··· Information shown ···
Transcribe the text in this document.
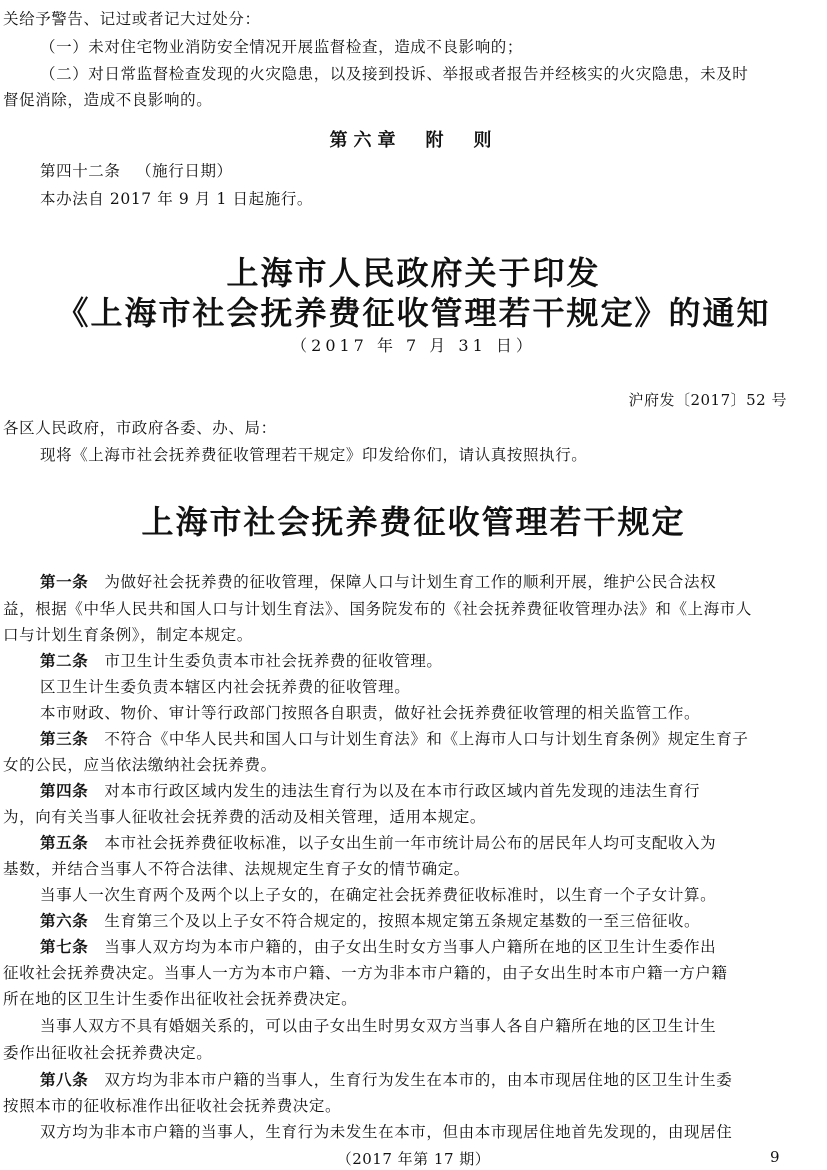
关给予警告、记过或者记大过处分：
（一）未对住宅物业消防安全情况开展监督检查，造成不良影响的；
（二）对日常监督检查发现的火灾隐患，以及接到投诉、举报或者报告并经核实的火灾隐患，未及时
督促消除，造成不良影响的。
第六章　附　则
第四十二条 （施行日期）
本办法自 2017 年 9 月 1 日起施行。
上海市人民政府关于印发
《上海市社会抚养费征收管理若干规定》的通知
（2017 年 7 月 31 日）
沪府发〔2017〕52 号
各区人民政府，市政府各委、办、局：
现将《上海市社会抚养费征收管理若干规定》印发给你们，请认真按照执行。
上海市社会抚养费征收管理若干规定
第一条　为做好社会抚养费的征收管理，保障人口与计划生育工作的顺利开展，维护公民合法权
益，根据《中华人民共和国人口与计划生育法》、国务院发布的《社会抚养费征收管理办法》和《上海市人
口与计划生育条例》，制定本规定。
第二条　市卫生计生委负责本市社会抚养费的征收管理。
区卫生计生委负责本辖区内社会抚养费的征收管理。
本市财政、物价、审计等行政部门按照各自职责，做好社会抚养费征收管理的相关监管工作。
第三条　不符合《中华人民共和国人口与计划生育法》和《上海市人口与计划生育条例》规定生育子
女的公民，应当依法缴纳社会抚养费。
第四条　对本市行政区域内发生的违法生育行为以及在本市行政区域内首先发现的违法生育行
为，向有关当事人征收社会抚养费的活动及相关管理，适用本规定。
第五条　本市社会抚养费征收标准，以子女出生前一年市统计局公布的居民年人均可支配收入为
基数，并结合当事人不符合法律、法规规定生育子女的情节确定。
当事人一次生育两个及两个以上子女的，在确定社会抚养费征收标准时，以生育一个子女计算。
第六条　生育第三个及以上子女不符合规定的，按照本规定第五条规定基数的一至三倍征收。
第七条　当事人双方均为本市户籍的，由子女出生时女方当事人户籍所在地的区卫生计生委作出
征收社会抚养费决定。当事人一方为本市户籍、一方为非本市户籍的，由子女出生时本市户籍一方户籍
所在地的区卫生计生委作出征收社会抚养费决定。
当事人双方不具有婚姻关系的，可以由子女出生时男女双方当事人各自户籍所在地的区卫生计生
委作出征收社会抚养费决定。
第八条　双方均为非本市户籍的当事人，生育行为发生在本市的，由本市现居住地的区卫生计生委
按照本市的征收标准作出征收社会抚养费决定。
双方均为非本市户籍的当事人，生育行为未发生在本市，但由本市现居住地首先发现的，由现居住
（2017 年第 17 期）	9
···
> [Given request]:
Omit any images, then output the listing exactly.

> [Correct answer]:
Transcribe the text in this document.
关给予警告、记过或者记大过处分：
（一）未对住宅物业消防安全情况开展监督检查，造成不良影响的；
（二）对日常监督检查发现的火灾隐患，以及接到投诉、举报或者报告并经核实的火灾隐患，未及时
督促消除，造成不良影响的。
第六章　附　则
第四十二条 （施行日期）
本办法自 2017 年 9 月 1 日起施行。
上海市人民政府关于印发
《上海市社会抚养费征收管理若干规定》的通知
（2017 年 7 月 31 日）
沪府发〔2017〕52 号
各区人民政府，市政府各委、办、局：
现将《上海市社会抚养费征收管理若干规定》印发给你们，请认真按照执行。
上海市社会抚养费征收管理若干规定
第一条　为做好社会抚养费的征收管理，保障人口与计划生育工作的顺利开展，维护公民合法权
益，根据《中华人民共和国人口与计划生育法》、国务院发布的《社会抚养费征收管理办法》和《上海市人
口与计划生育条例》，制定本规定。
第二条　市卫生计生委负责本市社会抚养费的征收管理。
区卫生计生委负责本辖区内社会抚养费的征收管理。
本市财政、物价、审计等行政部门按照各自职责，做好社会抚养费征收管理的相关监管工作。
第三条　不符合《中华人民共和国人口与计划生育法》和《上海市人口与计划生育条例》规定生育子
女的公民，应当依法缴纳社会抚养费。
第四条　对本市行政区域内发生的违法生育行为以及在本市行政区域内首先发现的违法生育行
为，向有关当事人征收社会抚养费的活动及相关管理，适用本规定。
第五条　本市社会抚养费征收标准，以子女出生前一年市统计局公布的居民年人均可支配收入为
基数，并结合当事人不符合法律、法规规定生育子女的情节确定。
当事人一次生育两个及两个以上子女的，在确定社会抚养费征收标准时，以生育一个子女计算。
第六条　生育第三个及以上子女不符合规定的，按照本规定第五条规定基数的一至三倍征收。
第七条　当事人双方均为本市户籍的，由子女出生时女方当事人户籍所在地的区卫生计生委作出
征收社会抚养费决定。当事人一方为本市户籍、一方为非本市户籍的，由子女出生时本市户籍一方户籍
所在地的区卫生计生委作出征收社会抚养费决定。
当事人双方不具有婚姻关系的，可以由子女出生时男女双方当事人各自户籍所在地的区卫生计生
委作出征收社会抚养费决定。
第八条　双方均为非本市户籍的当事人，生育行为发生在本市的，由本市现居住地的区卫生计生委
按照本市的征收标准作出征收社会抚养费决定。
双方均为非本市户籍的当事人，生育行为未发生在本市，但由本市现居住地首先发现的，由现居住
（2017 年第 17 期）	9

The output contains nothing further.